- **Instructions to follow**: Give every entry again, word for word.

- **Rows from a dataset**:
- - - -
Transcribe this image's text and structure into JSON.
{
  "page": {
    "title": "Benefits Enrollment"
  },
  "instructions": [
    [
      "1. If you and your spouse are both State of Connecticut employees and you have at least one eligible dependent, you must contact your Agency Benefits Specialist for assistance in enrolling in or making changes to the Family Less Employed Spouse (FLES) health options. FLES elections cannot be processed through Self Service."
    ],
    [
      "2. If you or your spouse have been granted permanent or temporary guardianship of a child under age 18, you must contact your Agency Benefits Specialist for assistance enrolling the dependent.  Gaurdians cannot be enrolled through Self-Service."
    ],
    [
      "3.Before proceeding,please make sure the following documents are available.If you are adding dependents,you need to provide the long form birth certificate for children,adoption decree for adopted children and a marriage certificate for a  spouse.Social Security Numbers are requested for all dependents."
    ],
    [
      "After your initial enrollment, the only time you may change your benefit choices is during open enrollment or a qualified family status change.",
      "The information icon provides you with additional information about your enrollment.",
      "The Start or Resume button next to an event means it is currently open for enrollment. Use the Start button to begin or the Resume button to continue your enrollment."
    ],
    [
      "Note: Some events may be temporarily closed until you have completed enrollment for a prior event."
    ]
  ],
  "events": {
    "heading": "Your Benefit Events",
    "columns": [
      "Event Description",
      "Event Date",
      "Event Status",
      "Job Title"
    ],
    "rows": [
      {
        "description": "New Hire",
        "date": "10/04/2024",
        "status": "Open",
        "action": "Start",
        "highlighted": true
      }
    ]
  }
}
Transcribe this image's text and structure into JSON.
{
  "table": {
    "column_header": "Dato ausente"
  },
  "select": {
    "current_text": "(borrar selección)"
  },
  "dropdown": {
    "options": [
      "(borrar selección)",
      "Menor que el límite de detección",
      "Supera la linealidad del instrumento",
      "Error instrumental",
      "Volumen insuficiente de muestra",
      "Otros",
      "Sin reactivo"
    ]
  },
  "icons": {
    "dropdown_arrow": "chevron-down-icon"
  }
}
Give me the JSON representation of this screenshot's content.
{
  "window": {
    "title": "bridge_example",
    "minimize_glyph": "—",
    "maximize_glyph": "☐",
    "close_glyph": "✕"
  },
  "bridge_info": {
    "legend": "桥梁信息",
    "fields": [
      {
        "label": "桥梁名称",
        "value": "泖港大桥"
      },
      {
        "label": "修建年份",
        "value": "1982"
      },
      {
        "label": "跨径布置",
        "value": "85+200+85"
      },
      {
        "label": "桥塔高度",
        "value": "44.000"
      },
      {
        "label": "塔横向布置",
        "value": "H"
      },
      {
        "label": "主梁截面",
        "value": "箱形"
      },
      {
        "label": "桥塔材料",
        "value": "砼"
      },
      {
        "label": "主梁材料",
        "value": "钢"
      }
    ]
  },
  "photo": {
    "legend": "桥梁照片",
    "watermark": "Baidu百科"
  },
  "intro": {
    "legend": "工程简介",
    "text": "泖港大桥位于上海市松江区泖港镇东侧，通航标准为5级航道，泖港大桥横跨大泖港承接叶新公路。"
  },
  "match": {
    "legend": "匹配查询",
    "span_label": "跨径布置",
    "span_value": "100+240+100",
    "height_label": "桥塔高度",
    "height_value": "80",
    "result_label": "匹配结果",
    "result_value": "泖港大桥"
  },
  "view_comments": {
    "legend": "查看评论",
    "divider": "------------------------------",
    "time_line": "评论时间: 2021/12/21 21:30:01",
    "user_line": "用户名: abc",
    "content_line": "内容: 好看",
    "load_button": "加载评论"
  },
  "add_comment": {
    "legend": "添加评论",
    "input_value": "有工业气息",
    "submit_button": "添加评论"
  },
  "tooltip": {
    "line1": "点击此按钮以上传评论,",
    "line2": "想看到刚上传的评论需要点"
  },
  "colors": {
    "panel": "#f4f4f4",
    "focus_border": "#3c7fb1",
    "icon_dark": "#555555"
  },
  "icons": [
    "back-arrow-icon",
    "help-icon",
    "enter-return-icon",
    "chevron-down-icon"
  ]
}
- - - -
- **Exercise response**:
Transcribe this image's text and structure into JSON.
{
  "page": {
    "title": "Benefits Enrollment"
  },
  "instructions": [
    [
      "1. If you and your spouse are both State of Connecticut employees and you have at least one eligible dependent, you must contact your Agency Benefits Specialist for assistance in enrolling in or making changes to the Family Less Employed Spouse (FLES) health options. FLES elections cannot be processed through Self Service."
    ],
    [
      "2. If you or your spouse have been granted permanent or temporary guardianship of a child under age 18, you must contact your Agency Benefits Specialist for assistance enrolling the dependent.  Gaurdians cannot be enrolled through Self-Service."
    ],
    [
      "3.Before proceeding,please make sure the following documents are available.If you are adding dependents,you need to provide the long form birth certificate for children,adoption decree for adopted children and a marriage certificate for a  spouse.Social Security Numbers are requested for all dependents."
    ],
    [
      "After your initial enrollment, the only time you may change your benefit choices is during open enrollment or a qualified family status change.",
      "The information icon provides you with additional information about your enrollment.",
      "The Start or Resume button next to an event means it is currently open for enrollment. Use the Start button to begin or the Resume button to continue your enrollment."
    ],
    [
      "Note: Some events may be temporarily closed until you have completed enrollment for a prior event."
    ]
  ],
  "events": {
    "heading": "Your Benefit Events",
    "columns": [
      "Event Description",
      "Event Date",
      "Event Status",
      "Job Title"
    ],
    "rows": [
      {
        "description": "New Hire",
        "date": "10/04/2024",
        "status": "Open",
        "action": "Start",
        "highlighted": true
      }
    ]
  }
}
Transcribe this image's text and structure into JSON.
{
  "table": {
    "column_header": "Dato ausente"
  },
  "select": {
    "current_text": "(borrar selección)"
  },
  "dropdown": {
    "options": [
      "(borrar selección)",
      "Menor que el límite de detección",
      "Supera la linealidad del instrumento",
      "Error instrumental",
      "Volumen insuficiente de muestra",
      "Otros",
      "Sin reactivo"
    ]
  },
  "icons": {
    "dropdown_arrow": "chevron-down-icon"
  }
}
Give me the JSON representation of this screenshot's content.
{
  "window": {
    "title": "bridge_example",
    "minimize_glyph": "—",
    "maximize_glyph": "☐",
    "close_glyph": "✕"
  },
  "bridge_info": {
    "legend": "桥梁信息",
    "fields": [
      {
        "label": "桥梁名称",
        "value": "泖港大桥"
      },
      {
        "label": "修建年份",
        "value": "1982"
      },
      {
        "label": "跨径布置",
        "value": "85+200+85"
      },
      {
        "label": "桥塔高度",
        "value": "44.000"
      },
      {
        "label": "塔横向布置",
        "value": "H"
      },
      {
        "label": "主梁截面",
        "value": "箱形"
      },
      {
        "label": "桥塔材料",
        "value": "砼"
      },
      {
        "label": "主梁材料",
        "value": "钢"
      }
    ]
  },
  "photo": {
    "legend": "桥梁照片",
    "watermark": "Baidu百科"
  },
  "intro": {
    "legend": "工程简介",
    "text": "泖港大桥位于上海市松江区泖港镇东侧，通航标准为5级航道，泖港大桥横跨大泖港承接叶新公路。"
  },
  "match": {
    "legend": "匹配查询",
    "span_label": "跨径布置",
    "span_value": "100+240+100",
    "height_label": "桥塔高度",
    "height_value": "80",
    "result_label": "匹配结果",
    "result_value": "泖港大桥"
  },
  "view_comments": {
    "legend": "查看评论",
    "divider": "------------------------------",
    "time_line": "评论时间: 2021/12/21 21:30:01",
    "user_line": "用户名: abc",
    "content_line": "内容: 好看",
    "load_button": "加载评论"
  },
  "add_comment": {
    "legend": "添加评论",
    "input_value": "有工业气息",
    "submit_button": "添加评论"
  },
  "tooltip": {
    "line1": "点击此按钮以上传评论,",
    "line2": "想看到刚上传的评论需要点"
  },
  "colors": {
    "panel": "#f4f4f4",
    "focus_border": "#3c7fb1",
    "icon_dark": "#555555"
  },
  "icons": [
    "back-arrow-icon",
    "help-icon",
    "enter-return-icon",
    "chevron-down-icon"
  ]
}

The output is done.